[BEGIN]

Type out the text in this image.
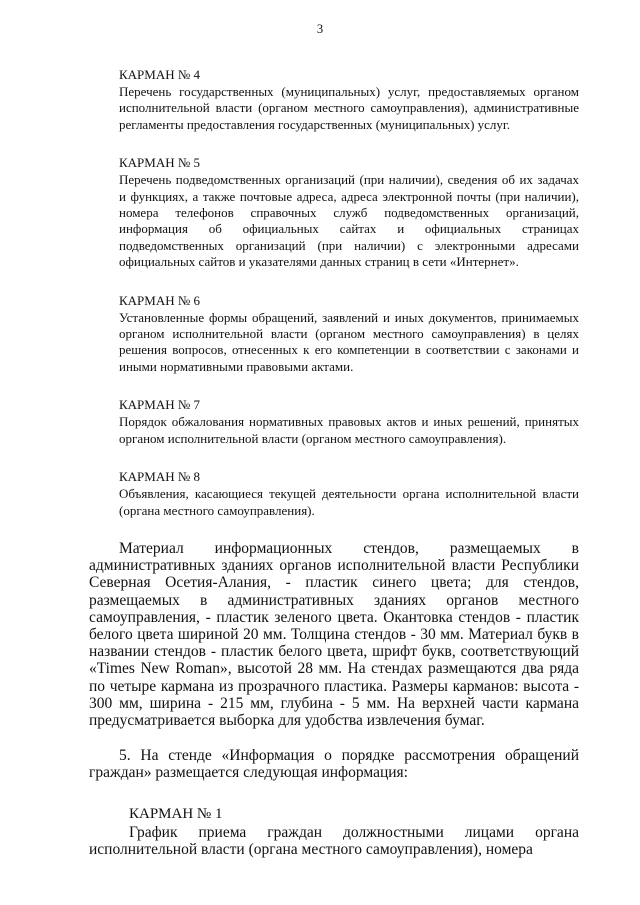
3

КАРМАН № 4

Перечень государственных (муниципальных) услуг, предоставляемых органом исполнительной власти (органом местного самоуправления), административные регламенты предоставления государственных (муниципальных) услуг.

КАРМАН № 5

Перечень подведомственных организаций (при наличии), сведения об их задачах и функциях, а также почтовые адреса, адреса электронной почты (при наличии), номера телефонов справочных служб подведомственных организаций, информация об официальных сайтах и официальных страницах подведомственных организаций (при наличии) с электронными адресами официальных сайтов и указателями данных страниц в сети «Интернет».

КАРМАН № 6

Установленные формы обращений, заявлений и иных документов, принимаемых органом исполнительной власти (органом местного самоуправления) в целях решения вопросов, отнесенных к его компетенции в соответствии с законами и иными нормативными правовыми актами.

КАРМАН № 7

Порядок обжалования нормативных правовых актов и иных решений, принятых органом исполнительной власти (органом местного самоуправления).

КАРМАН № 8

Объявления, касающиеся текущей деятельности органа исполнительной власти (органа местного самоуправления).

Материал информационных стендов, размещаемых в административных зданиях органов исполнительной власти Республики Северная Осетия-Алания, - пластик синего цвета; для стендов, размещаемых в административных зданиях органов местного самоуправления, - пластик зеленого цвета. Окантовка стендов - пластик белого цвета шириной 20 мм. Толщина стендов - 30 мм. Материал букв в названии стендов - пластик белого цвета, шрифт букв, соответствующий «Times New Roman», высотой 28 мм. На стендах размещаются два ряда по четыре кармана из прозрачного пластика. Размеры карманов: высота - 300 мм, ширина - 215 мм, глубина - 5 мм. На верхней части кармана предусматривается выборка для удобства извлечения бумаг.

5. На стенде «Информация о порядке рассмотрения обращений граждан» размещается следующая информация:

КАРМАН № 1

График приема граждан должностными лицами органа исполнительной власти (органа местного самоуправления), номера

[END]
[BEGIN]

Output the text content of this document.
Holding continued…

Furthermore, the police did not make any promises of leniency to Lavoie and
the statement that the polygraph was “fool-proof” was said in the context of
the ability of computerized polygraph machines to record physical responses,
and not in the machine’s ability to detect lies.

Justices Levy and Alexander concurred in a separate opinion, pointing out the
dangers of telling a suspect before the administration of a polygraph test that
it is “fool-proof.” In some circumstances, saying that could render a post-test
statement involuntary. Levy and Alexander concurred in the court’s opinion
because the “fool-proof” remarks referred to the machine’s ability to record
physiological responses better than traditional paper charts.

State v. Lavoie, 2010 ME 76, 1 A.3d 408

[END]
[BEGIN]

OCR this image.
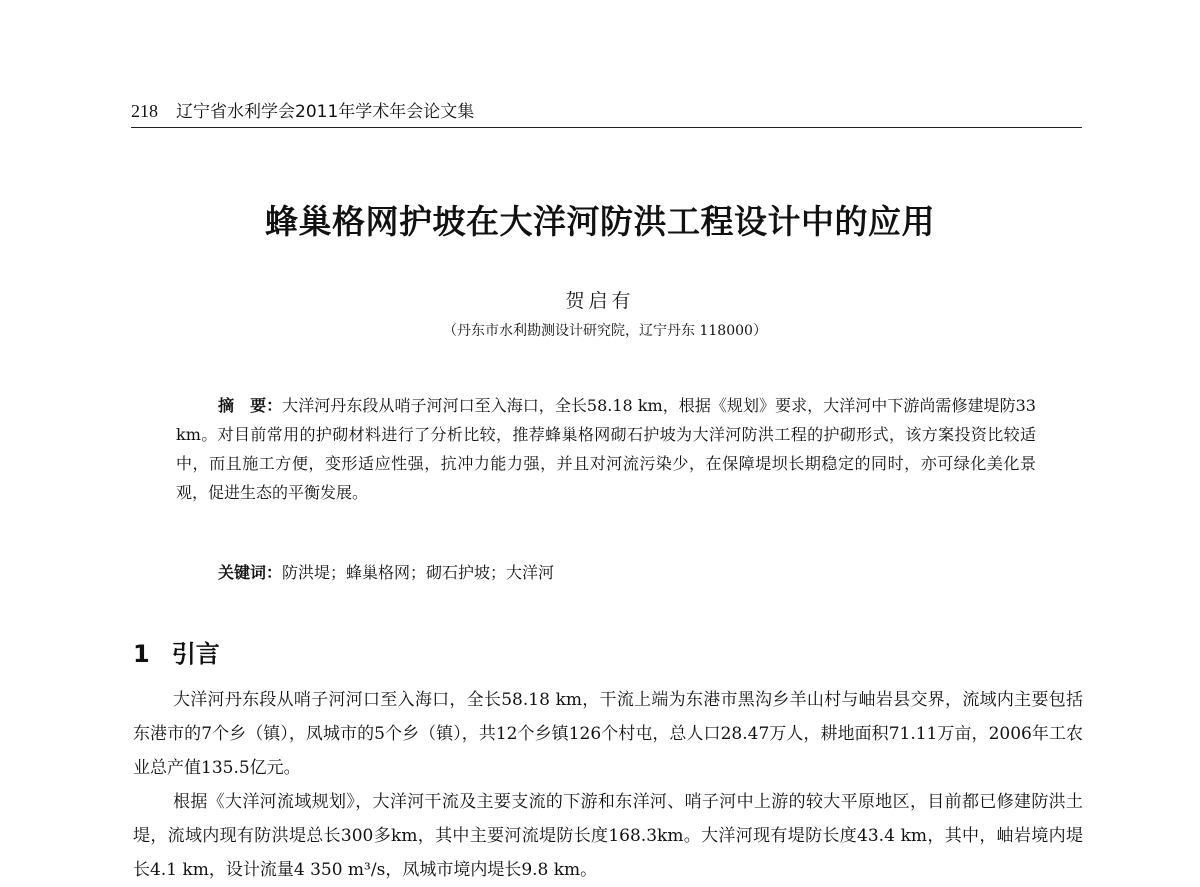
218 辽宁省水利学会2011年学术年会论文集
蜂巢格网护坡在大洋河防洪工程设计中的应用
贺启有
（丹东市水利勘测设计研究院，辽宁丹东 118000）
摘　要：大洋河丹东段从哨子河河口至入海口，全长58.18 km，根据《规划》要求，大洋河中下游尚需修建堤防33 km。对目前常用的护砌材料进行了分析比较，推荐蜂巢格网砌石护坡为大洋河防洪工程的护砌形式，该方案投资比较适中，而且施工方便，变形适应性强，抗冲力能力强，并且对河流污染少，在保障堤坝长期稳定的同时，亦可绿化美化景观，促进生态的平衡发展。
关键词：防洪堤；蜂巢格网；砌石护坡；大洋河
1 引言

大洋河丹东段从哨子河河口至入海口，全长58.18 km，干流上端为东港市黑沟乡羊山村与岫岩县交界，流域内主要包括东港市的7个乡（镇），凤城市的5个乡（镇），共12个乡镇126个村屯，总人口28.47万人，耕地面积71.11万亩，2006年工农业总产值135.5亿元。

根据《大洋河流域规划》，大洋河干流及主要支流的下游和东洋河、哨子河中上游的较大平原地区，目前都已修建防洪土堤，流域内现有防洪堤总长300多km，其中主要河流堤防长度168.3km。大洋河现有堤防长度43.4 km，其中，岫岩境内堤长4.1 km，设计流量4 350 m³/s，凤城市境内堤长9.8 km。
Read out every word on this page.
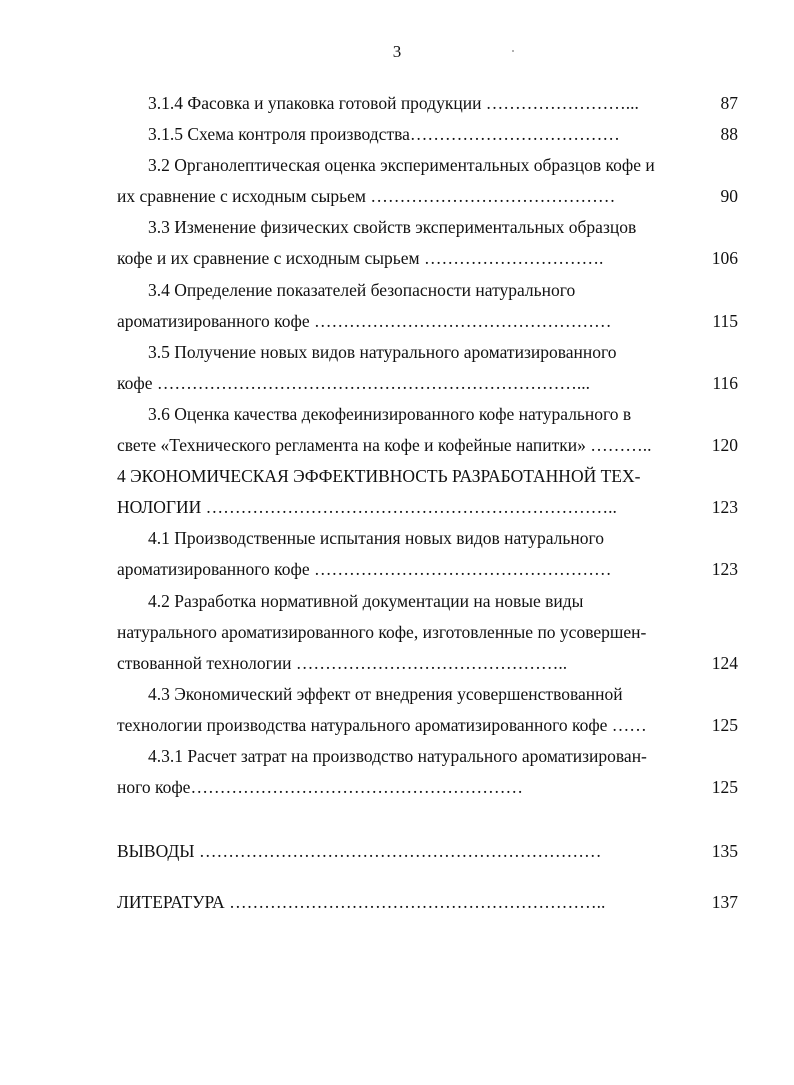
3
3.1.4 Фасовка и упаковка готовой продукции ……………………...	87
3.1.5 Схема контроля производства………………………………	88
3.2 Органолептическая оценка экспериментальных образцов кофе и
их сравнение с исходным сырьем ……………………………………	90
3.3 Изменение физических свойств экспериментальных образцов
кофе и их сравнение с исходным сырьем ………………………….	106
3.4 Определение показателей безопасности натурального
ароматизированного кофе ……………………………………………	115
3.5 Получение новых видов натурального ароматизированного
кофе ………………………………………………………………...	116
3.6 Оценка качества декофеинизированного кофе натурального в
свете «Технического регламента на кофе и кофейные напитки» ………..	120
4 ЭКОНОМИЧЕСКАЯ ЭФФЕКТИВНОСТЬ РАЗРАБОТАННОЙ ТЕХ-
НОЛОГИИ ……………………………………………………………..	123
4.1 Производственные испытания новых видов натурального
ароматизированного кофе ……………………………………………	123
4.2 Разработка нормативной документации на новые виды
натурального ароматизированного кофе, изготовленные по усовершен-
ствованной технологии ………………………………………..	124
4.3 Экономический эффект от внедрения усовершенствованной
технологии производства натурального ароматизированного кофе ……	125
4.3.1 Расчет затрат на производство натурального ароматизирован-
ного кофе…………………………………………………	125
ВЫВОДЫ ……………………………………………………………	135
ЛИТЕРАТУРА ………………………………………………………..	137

[END]

» **GOAL**:
Copy every line that contains the string "Lavoie".

» **EXPECTED OUTPUT**:
Furthermore, the police did not make any promises of leniency to Lavoie and
State v. Lavoie, 2010 ME 76, 1 A.3d 408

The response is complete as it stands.